_WHAT THE TASK ASKS_
Look below. Copy each line that has "days" in it.

Records from a data collection

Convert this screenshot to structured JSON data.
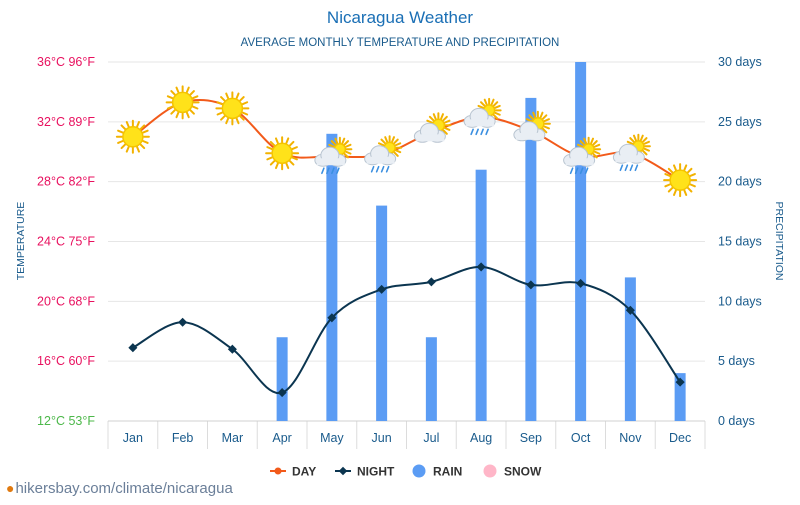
{
  "title": "Nicaragua Weather",
  "subtitle": "AVERAGE MONTHLY TEMPERATURE AND PRECIPITATION",
  "credit": "hikersbay.com/climate/nicaragua",
  "colors": {
    "title": "#1a6fb5",
    "day": "#f25a1a",
    "night": "#0b3550",
    "rain": "#5b9cf4",
    "snow": "#ffb6c8",
    "temp_axis": "#e8115f",
    "temp_axis_min": "#4cb84a",
    "precip_axis": "#1a5b8c",
    "month_labels": "#1a5b8c"
  },
  "chart_data": {
    "type": "line+bar",
    "categories": [
      "Jan",
      "Feb",
      "Mar",
      "Apr",
      "May",
      "Jun",
      "Jul",
      "Aug",
      "Sep",
      "Oct",
      "Nov",
      "Dec"
    ],
    "series": [
      {
        "name": "DAY",
        "axis": "left",
        "unit": "°C",
        "values": [
          31.0,
          33.3,
          32.9,
          29.9,
          29.7,
          29.8,
          31.3,
          32.3,
          31.4,
          29.7,
          29.9,
          28.1
        ]
      },
      {
        "name": "NIGHT",
        "axis": "left",
        "unit": "°C",
        "values": [
          16.9,
          18.6,
          16.8,
          13.9,
          18.9,
          20.8,
          21.3,
          22.3,
          21.1,
          21.2,
          19.4,
          14.6
        ]
      },
      {
        "name": "RAIN",
        "axis": "right",
        "unit": "days",
        "values": [
          0,
          0,
          0,
          7,
          24,
          18,
          7,
          21,
          27,
          30,
          12,
          4
        ]
      },
      {
        "name": "SNOW",
        "axis": "right",
        "unit": "days",
        "values": [
          0,
          0,
          0,
          0,
          0,
          0,
          0,
          0,
          0,
          0,
          0,
          0
        ]
      }
    ],
    "weather_icons": [
      "sun",
      "sun",
      "sun",
      "sun",
      "cloud-rain",
      "cloud-rain",
      "partly-cloudy",
      "cloud-rain",
      "partly-cloudy",
      "cloud-rain",
      "cloud-rain",
      "sun"
    ],
    "left_axis": {
      "label": "TEMPERATURE",
      "range": [
        12,
        36
      ],
      "ticks": [
        "12°C 53°F",
        "16°C 60°F",
        "20°C 68°F",
        "24°C 75°F",
        "28°C 82°F",
        "32°C 89°F",
        "36°C 96°F"
      ]
    },
    "right_axis": {
      "label": "PRECIPITATION",
      "range": [
        0,
        30
      ],
      "ticks": [
        "0 days",
        "5 days",
        "10 days",
        "15 days",
        "20 days",
        "25 days",
        "30 days"
      ]
    },
    "legend": [
      "DAY",
      "NIGHT",
      "RAIN",
      "SNOW"
    ],
    "legend_position": "bottom-center",
    "grid": true
  }
}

_RESPONSE TO THE EXERCISE_
        "unit": "days",
        "unit": "days",
        "0 days",
        "5 days",
        "10 days",
        "15 days",
        "20 days",
        "25 days",
        "30 days"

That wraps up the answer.